Requirement –
Copy each line of the entries beneath that contains the word "กงานข".

───── Data extract

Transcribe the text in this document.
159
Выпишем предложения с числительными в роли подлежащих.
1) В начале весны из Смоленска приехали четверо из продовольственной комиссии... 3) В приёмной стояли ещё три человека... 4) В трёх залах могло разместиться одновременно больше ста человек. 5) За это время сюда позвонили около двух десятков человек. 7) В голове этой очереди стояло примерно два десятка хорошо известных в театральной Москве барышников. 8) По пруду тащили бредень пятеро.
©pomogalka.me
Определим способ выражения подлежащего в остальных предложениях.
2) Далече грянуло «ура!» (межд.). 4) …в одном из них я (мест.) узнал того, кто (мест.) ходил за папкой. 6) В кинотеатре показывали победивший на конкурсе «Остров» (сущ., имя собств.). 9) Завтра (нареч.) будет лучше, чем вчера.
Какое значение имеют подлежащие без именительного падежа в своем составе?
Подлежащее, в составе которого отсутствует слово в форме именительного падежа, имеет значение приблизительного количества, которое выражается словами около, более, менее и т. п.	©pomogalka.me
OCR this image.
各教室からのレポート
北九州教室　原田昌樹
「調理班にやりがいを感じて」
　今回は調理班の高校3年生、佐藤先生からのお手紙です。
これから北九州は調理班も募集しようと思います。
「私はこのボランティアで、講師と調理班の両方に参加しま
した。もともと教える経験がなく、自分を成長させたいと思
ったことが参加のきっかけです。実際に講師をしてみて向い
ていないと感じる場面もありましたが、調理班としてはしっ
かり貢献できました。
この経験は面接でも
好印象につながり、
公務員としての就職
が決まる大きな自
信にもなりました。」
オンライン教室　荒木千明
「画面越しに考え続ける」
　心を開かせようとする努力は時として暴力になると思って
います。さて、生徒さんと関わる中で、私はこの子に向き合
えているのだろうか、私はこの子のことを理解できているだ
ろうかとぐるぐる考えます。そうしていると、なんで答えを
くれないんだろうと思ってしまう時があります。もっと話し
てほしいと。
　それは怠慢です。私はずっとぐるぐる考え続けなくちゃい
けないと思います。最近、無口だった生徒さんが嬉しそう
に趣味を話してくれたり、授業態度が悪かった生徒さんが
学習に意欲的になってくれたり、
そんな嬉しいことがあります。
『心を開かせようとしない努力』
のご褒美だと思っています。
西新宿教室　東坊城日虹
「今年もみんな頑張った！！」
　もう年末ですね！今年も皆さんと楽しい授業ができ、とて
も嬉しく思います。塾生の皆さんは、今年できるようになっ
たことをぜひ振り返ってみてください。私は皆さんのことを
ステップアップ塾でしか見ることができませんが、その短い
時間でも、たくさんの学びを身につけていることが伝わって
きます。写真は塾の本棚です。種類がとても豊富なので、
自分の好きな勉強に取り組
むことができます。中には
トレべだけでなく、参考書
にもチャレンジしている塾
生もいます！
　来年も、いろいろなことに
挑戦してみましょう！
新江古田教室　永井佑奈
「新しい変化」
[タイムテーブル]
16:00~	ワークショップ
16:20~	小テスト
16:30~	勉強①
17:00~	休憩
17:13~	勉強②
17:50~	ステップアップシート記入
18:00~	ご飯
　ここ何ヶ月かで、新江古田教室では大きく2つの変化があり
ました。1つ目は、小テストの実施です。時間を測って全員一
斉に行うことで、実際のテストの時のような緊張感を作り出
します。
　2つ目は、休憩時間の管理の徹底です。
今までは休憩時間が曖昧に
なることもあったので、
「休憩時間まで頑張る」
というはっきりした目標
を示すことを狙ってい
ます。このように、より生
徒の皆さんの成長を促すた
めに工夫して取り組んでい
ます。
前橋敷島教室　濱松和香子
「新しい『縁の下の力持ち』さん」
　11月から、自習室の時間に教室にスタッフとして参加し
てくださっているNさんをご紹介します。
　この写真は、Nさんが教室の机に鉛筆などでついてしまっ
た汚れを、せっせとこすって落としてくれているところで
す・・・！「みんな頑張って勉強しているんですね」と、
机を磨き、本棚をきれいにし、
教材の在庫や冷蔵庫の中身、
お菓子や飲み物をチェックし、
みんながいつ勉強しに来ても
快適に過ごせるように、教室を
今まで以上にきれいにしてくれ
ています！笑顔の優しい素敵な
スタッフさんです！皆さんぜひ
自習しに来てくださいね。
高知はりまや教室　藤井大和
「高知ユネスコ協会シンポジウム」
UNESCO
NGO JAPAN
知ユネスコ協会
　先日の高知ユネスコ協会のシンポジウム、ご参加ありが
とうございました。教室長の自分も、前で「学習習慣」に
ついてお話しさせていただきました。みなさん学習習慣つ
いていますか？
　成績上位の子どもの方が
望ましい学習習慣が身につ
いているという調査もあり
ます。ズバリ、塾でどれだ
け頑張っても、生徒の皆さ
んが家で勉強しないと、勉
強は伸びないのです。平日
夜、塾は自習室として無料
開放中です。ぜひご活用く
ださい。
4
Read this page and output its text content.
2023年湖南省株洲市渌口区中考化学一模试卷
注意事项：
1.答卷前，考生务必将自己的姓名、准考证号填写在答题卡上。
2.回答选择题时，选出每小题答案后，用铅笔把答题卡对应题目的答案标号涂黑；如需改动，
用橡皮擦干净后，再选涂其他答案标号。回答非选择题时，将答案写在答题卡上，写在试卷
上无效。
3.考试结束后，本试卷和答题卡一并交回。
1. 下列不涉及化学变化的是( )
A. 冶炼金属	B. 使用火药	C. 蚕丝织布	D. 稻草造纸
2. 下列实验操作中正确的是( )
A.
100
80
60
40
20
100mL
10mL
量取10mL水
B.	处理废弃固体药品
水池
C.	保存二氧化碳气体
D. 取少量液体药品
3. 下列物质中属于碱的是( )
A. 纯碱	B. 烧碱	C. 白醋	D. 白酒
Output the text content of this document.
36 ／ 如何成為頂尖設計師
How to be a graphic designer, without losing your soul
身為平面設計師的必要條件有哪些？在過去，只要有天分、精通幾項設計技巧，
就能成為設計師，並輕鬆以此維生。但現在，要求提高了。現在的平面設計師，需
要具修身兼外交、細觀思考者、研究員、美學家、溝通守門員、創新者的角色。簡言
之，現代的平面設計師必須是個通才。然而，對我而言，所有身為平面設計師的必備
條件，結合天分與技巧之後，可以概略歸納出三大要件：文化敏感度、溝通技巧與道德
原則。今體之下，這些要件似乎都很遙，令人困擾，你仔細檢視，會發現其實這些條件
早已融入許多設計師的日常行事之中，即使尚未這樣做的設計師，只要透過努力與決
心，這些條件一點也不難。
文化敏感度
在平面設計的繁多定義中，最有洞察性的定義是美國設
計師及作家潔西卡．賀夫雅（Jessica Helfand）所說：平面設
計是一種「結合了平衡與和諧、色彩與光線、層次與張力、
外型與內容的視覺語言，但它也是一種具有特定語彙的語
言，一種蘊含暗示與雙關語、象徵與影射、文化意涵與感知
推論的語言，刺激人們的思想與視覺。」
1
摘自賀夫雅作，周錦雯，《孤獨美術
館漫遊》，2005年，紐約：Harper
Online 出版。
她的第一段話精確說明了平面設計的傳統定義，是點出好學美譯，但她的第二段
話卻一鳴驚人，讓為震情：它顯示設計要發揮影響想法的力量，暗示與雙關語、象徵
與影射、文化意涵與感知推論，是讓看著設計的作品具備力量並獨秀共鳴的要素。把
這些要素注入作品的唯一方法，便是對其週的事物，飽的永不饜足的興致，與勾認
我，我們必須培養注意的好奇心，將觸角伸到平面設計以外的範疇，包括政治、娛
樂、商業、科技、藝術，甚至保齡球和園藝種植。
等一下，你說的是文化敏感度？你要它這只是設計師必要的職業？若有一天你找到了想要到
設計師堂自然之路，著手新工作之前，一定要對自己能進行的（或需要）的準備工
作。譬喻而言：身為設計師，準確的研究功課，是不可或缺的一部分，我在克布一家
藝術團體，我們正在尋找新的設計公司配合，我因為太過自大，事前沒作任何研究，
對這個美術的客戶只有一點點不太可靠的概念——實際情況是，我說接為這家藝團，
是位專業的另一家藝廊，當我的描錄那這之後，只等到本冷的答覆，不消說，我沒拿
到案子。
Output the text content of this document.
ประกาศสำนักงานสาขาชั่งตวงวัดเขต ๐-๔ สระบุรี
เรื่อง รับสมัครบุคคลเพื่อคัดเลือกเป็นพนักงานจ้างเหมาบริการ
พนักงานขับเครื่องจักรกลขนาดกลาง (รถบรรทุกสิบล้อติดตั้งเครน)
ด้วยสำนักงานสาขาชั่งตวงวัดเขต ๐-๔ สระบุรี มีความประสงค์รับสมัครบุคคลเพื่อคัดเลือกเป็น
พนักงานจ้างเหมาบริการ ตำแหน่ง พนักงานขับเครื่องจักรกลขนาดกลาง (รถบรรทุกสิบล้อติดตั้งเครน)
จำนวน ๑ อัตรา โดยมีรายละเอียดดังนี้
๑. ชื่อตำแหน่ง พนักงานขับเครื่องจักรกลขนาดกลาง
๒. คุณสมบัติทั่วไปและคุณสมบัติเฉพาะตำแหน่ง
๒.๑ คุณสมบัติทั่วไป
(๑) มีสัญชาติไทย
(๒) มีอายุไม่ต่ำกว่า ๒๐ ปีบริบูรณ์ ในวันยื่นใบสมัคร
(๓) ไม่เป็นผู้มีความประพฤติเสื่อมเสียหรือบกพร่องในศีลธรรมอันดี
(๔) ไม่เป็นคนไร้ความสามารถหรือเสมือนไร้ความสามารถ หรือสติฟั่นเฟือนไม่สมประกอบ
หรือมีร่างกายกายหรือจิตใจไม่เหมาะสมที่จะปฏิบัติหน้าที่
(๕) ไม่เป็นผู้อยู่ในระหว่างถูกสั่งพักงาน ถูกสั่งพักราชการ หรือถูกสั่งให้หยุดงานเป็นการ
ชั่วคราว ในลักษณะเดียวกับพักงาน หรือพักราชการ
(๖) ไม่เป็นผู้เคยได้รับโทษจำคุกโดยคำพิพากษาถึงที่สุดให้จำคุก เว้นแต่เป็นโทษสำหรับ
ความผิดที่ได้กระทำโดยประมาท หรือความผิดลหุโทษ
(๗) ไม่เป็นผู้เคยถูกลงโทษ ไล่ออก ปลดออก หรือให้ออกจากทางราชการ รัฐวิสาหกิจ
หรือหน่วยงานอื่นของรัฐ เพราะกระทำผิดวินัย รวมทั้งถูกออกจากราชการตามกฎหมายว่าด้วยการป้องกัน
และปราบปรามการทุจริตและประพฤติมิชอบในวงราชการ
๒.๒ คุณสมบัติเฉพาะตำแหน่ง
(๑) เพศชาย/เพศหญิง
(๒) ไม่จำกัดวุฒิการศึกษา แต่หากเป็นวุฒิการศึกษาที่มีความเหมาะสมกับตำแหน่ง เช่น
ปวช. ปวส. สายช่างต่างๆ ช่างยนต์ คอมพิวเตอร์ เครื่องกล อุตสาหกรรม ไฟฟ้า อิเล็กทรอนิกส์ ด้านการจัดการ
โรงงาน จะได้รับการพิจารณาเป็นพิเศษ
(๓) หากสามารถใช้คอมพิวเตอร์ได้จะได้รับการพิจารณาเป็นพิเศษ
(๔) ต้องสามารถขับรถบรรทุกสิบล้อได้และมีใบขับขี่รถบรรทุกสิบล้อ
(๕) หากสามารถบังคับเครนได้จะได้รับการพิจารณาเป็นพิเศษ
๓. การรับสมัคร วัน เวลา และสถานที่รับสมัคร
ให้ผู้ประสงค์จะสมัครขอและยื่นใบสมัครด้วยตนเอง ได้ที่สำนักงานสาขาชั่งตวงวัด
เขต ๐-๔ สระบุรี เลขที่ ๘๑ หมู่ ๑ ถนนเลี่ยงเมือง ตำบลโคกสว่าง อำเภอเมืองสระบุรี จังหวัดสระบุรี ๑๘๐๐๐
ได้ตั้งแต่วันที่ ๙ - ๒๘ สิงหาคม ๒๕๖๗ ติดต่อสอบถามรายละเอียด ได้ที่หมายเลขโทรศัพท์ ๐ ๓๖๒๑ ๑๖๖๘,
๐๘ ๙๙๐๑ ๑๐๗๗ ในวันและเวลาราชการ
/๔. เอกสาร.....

──────────

Expected output –
พนักงานขับเครื่องจักรกลขนาดกลาง (รถบรรทุกสิบล้อติดตั้งเครน)
พนักงานจ้างเหมาบริการ ตำแหน่ง พนักงานขับเครื่องจักรกลขนาดกลาง (รถบรรทุกสิบล้อติดตั้งเครน)
๑. ชื่อตำแหน่ง พนักงานขับเครื่องจักรกลขนาดกลาง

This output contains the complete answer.